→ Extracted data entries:
--- BEGIN ---

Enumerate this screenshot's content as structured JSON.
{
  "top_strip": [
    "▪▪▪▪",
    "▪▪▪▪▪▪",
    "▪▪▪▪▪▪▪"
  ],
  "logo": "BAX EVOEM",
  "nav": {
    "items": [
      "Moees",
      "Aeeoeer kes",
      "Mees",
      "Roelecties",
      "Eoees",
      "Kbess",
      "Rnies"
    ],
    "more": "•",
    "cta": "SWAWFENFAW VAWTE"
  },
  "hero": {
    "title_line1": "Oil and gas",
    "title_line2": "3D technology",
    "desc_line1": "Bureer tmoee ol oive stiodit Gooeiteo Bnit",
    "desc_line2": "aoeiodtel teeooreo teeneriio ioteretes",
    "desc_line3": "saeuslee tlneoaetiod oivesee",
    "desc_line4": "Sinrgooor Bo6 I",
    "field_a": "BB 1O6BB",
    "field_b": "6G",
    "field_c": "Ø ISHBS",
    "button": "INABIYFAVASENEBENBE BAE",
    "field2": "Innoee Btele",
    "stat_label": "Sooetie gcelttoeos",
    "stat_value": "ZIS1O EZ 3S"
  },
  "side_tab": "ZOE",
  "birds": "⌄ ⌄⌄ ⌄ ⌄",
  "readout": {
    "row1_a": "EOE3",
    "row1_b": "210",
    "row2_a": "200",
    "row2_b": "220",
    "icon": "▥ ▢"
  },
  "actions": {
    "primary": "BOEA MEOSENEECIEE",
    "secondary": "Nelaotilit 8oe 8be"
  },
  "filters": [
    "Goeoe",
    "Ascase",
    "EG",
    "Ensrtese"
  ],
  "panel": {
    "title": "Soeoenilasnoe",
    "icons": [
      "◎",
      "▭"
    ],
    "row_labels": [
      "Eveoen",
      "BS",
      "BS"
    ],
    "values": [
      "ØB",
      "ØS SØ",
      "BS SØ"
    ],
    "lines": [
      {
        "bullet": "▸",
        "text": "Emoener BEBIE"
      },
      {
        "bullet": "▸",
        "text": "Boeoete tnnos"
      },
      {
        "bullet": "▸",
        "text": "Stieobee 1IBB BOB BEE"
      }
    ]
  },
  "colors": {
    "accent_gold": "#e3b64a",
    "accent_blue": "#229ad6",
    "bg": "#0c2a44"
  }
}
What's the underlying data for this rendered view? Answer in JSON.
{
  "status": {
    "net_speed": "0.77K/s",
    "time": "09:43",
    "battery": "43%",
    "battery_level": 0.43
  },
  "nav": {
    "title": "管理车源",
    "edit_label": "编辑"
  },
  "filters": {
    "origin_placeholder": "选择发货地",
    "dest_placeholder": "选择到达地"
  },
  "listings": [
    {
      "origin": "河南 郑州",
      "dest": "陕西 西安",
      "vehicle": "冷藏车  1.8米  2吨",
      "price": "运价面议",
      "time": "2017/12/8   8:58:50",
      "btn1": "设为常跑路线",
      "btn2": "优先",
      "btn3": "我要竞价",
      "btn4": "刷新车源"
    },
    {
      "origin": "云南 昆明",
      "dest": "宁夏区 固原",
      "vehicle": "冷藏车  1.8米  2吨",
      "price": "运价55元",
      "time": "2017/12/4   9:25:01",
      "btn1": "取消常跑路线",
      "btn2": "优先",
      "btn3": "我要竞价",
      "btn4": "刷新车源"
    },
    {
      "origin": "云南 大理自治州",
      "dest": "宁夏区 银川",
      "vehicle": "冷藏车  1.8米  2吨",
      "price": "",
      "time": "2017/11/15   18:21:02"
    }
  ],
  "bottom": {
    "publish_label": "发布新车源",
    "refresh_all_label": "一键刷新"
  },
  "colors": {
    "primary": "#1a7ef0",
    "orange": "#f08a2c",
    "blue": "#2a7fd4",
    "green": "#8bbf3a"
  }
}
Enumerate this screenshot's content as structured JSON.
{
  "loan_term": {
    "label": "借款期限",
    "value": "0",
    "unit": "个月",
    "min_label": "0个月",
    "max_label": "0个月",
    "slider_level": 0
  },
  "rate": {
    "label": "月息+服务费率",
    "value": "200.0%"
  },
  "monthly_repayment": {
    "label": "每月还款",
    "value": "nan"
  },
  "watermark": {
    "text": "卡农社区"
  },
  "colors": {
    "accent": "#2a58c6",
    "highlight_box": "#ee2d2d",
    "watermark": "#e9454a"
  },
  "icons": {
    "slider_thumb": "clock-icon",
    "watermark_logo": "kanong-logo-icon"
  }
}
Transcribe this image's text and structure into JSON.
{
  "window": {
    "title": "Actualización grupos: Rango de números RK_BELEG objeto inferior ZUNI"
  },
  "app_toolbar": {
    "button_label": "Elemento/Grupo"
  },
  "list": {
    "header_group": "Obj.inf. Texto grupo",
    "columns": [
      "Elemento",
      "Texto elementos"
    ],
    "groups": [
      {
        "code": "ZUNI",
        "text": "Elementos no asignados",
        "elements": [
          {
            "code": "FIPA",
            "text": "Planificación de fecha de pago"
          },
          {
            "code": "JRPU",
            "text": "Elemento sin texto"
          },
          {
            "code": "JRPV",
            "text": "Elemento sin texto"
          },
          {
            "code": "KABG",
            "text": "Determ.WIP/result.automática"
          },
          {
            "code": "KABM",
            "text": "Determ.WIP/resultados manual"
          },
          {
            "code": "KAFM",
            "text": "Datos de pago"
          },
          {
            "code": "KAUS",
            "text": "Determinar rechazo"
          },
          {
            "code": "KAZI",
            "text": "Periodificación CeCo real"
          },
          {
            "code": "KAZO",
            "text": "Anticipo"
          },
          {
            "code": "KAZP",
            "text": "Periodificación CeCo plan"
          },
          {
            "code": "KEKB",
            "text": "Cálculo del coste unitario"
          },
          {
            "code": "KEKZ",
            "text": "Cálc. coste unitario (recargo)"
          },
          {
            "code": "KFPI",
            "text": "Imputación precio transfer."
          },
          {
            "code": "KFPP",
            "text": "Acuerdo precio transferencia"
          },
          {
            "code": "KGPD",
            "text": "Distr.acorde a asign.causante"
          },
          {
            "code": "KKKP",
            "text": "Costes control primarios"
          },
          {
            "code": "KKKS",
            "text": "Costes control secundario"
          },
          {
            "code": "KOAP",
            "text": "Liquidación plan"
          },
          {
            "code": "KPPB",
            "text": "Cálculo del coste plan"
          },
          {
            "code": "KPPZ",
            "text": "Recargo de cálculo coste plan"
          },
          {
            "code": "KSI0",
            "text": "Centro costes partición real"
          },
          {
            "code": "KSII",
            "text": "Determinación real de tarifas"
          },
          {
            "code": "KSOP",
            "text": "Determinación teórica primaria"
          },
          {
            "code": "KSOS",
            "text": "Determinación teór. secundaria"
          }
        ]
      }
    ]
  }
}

--- END ---

Set all of the entries down again, exactly as they were given.

Enumerate this screenshot's content as structured JSON.
{
  "top_strip": [
    "▪▪▪▪",
    "▪▪▪▪▪▪",
    "▪▪▪▪▪▪▪"
  ],
  "logo": "BAX EVOEM",
  "nav": {
    "items": [
      "Moees",
      "Aeeoeer kes",
      "Mees",
      "Roelecties",
      "Eoees",
      "Kbess",
      "Rnies"
    ],
    "more": "•",
    "cta": "SWAWFENFAW VAWTE"
  },
  "hero": {
    "title_line1": "Oil and gas",
    "title_line2": "3D technology",
    "desc_line1": "Bureer tmoee ol oive stiodit Gooeiteo Bnit",
    "desc_line2": "aoeiodtel teeooreo teeneriio ioteretes",
    "desc_line3": "saeuslee tlneoaetiod oivesee",
    "desc_line4": "Sinrgooor Bo6 I",
    "field_a": "BB 1O6BB",
    "field_b": "6G",
    "field_c": "Ø ISHBS",
    "button": "INABIYFAVASENEBENBE BAE",
    "field2": "Innoee Btele",
    "stat_label": "Sooetie gcelttoeos",
    "stat_value": "ZIS1O EZ 3S"
  },
  "side_tab": "ZOE",
  "birds": "⌄ ⌄⌄ ⌄ ⌄",
  "readout": {
    "row1_a": "EOE3",
    "row1_b": "210",
    "row2_a": "200",
    "row2_b": "220",
    "icon": "▥ ▢"
  },
  "actions": {
    "primary": "BOEA MEOSENEECIEE",
    "secondary": "Nelaotilit 8oe 8be"
  },
  "filters": [
    "Goeoe",
    "Ascase",
    "EG",
    "Ensrtese"
  ],
  "panel": {
    "title": "Soeoenilasnoe",
    "icons": [
      "◎",
      "▭"
    ],
    "row_labels": [
      "Eveoen",
      "BS",
      "BS"
    ],
    "values": [
      "ØB",
      "ØS SØ",
      "BS SØ"
    ],
    "lines": [
      {
        "bullet": "▸",
        "text": "Emoener BEBIE"
      },
      {
        "bullet": "▸",
        "text": "Boeoete tnnos"
      },
      {
        "bullet": "▸",
        "text": "Stieobee 1IBB BOB BEE"
      }
    ]
  },
  "colors": {
    "accent_gold": "#e3b64a",
    "accent_blue": "#229ad6",
    "bg": "#0c2a44"
  }
}
What's the underlying data for this rendered view? Answer in JSON.
{
  "status": {
    "net_speed": "0.77K/s",
    "time": "09:43",
    "battery": "43%",
    "battery_level": 0.43
  },
  "nav": {
    "title": "管理车源",
    "edit_label": "编辑"
  },
  "filters": {
    "origin_placeholder": "选择发货地",
    "dest_placeholder": "选择到达地"
  },
  "listings": [
    {
      "origin": "河南 郑州",
      "dest": "陕西 西安",
      "vehicle": "冷藏车  1.8米  2吨",
      "price": "运价面议",
      "time": "2017/12/8   8:58:50",
      "btn1": "设为常跑路线",
      "btn2": "优先",
      "btn3": "我要竞价",
      "btn4": "刷新车源"
    },
    {
      "origin": "云南 昆明",
      "dest": "宁夏区 固原",
      "vehicle": "冷藏车  1.8米  2吨",
      "price": "运价55元",
      "time": "2017/12/4   9:25:01",
      "btn1": "取消常跑路线",
      "btn2": "优先",
      "btn3": "我要竞价",
      "btn4": "刷新车源"
    },
    {
      "origin": "云南 大理自治州",
      "dest": "宁夏区 银川",
      "vehicle": "冷藏车  1.8米  2吨",
      "price": "",
      "time": "2017/11/15   18:21:02"
    }
  ],
  "bottom": {
    "publish_label": "发布新车源",
    "refresh_all_label": "一键刷新"
  },
  "colors": {
    "primary": "#1a7ef0",
    "orange": "#f08a2c",
    "blue": "#2a7fd4",
    "green": "#8bbf3a"
  }
}
Enumerate this screenshot's content as structured JSON.
{
  "loan_term": {
    "label": "借款期限",
    "value": "0",
    "unit": "个月",
    "min_label": "0个月",
    "max_label": "0个月",
    "slider_level": 0
  },
  "rate": {
    "label": "月息+服务费率",
    "value": "200.0%"
  },
  "monthly_repayment": {
    "label": "每月还款",
    "value": "nan"
  },
  "watermark": {
    "text": "卡农社区"
  },
  "colors": {
    "accent": "#2a58c6",
    "highlight_box": "#ee2d2d",
    "watermark": "#e9454a"
  },
  "icons": {
    "slider_thumb": "clock-icon",
    "watermark_logo": "kanong-logo-icon"
  }
}
Transcribe this image's text and structure into JSON.
{
  "window": {
    "title": "Actualización grupos: Rango de números RK_BELEG objeto inferior ZUNI"
  },
  "app_toolbar": {
    "button_label": "Elemento/Grupo"
  },
  "list": {
    "header_group": "Obj.inf. Texto grupo",
    "columns": [
      "Elemento",
      "Texto elementos"
    ],
    "groups": [
      {
        "code": "ZUNI",
        "text": "Elementos no asignados",
        "elements": [
          {
            "code": "FIPA",
            "text": "Planificación de fecha de pago"
          },
          {
            "code": "JRPU",
            "text": "Elemento sin texto"
          },
          {
            "code": "JRPV",
            "text": "Elemento sin texto"
          },
          {
            "code": "KABG",
            "text": "Determ.WIP/result.automática"
          },
          {
            "code": "KABM",
            "text": "Determ.WIP/resultados manual"
          },
          {
            "code": "KAFM",
            "text": "Datos de pago"
          },
          {
            "code": "KAUS",
            "text": "Determinar rechazo"
          },
          {
            "code": "KAZI",
            "text": "Periodificación CeCo real"
          },
          {
            "code": "KAZO",
            "text": "Anticipo"
          },
          {
            "code": "KAZP",
            "text": "Periodificación CeCo plan"
          },
          {
            "code": "KEKB",
            "text": "Cálculo del coste unitario"
          },
          {
            "code": "KEKZ",
            "text": "Cálc. coste unitario (recargo)"
          },
          {
            "code": "KFPI",
            "text": "Imputación precio transfer."
          },
          {
            "code": "KFPP",
            "text": "Acuerdo precio transferencia"
          },
          {
            "code": "KGPD",
            "text": "Distr.acorde a asign.causante"
          },
          {
            "code": "KKKP",
            "text": "Costes control primarios"
          },
          {
            "code": "KKKS",
            "text": "Costes control secundario"
          },
          {
            "code": "KOAP",
            "text": "Liquidación plan"
          },
          {
            "code": "KPPB",
            "text": "Cálculo del coste plan"
          },
          {
            "code": "KPPZ",
            "text": "Recargo de cálculo coste plan"
          },
          {
            "code": "KSI0",
            "text": "Centro costes partición real"
          },
          {
            "code": "KSII",
            "text": "Determinación real de tarifas"
          },
          {
            "code": "KSOP",
            "text": "Determinación teórica primaria"
          },
          {
            "code": "KSOS",
            "text": "Determinación teór. secundaria"
          }
        ]
      }
    ]
  }
}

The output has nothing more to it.